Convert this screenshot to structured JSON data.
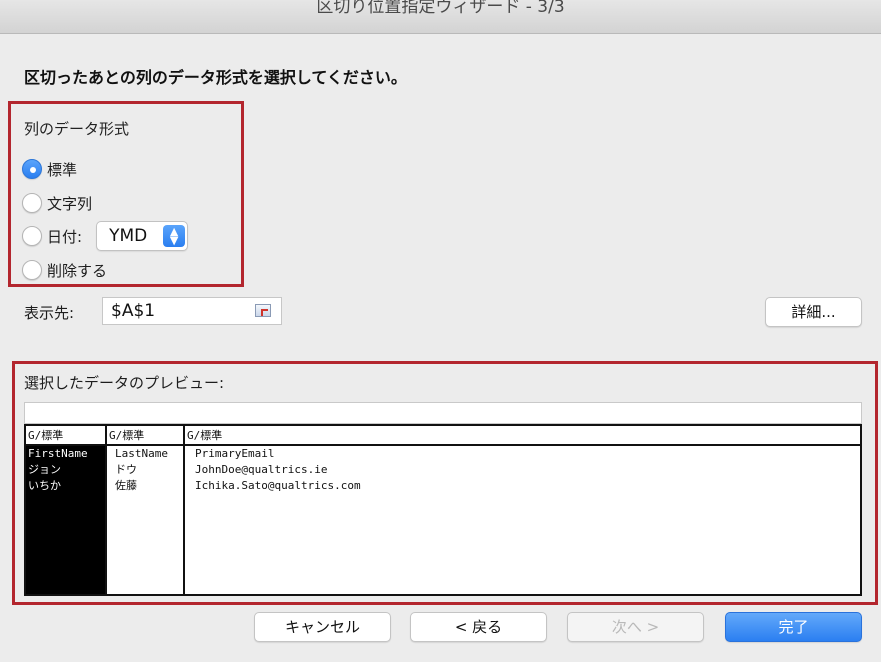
{
  "window": {
    "title": "区切り位置指定ウィザード - 3/3"
  },
  "instruction": "区切ったあとの列のデータ形式を選択してください。",
  "column_format": {
    "label": "列のデータ形式",
    "options": [
      {
        "label": "標準",
        "selected": true
      },
      {
        "label": "文字列",
        "selected": false
      },
      {
        "label": "日付:",
        "selected": false
      },
      {
        "label": "削除する",
        "selected": false
      }
    ],
    "date_format": {
      "value": "YMD"
    }
  },
  "destination": {
    "label": "表示先:",
    "value": "$A$1"
  },
  "advanced_button": "詳細...",
  "preview": {
    "label": "選択したデータのプレビュー:",
    "columns": [
      {
        "header": "G/標準",
        "cells": [
          "FirstName",
          "ジョン",
          "いちか"
        ]
      },
      {
        "header": "G/標準",
        "cells": [
          "LastName",
          "ドウ",
          "佐藤"
        ]
      },
      {
        "header": "G/標準",
        "cells": [
          "PrimaryEmail",
          "JohnDoe@qualtrics.ie",
          "Ichika.Sato@qualtrics.com"
        ]
      }
    ]
  },
  "buttons": {
    "cancel": "キャンセル",
    "back": "< 戻る",
    "next": "次へ >",
    "finish": "完了"
  },
  "colors": {
    "accent": "#2b7ff1",
    "highlight_border": "#b3262e"
  }
}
-*-
What is needed:
Make an exact copy of the records shown above, without the pictures.

Answer to the task:
Convert this screenshot to structured JSON data.
{
  "window": {
    "title": "区切り位置指定ウィザード - 3/3"
  },
  "instruction": "区切ったあとの列のデータ形式を選択してください。",
  "column_format": {
    "label": "列のデータ形式",
    "options": [
      {
        "label": "標準",
        "selected": true
      },
      {
        "label": "文字列",
        "selected": false
      },
      {
        "label": "日付:",
        "selected": false
      },
      {
        "label": "削除する",
        "selected": false
      }
    ],
    "date_format": {
      "value": "YMD"
    }
  },
  "destination": {
    "label": "表示先:",
    "value": "$A$1"
  },
  "advanced_button": "詳細...",
  "preview": {
    "label": "選択したデータのプレビュー:",
    "columns": [
      {
        "header": "G/標準",
        "cells": [
          "FirstName",
          "ジョン",
          "いちか"
        ]
      },
      {
        "header": "G/標準",
        "cells": [
          "LastName",
          "ドウ",
          "佐藤"
        ]
      },
      {
        "header": "G/標準",
        "cells": [
          "PrimaryEmail",
          "JohnDoe@qualtrics.ie",
          "Ichika.Sato@qualtrics.com"
        ]
      }
    ]
  },
  "buttons": {
    "cancel": "キャンセル",
    "back": "< 戻る",
    "next": "次へ >",
    "finish": "完了"
  },
  "colors": {
    "accent": "#2b7ff1",
    "highlight_border": "#b3262e"
  }
}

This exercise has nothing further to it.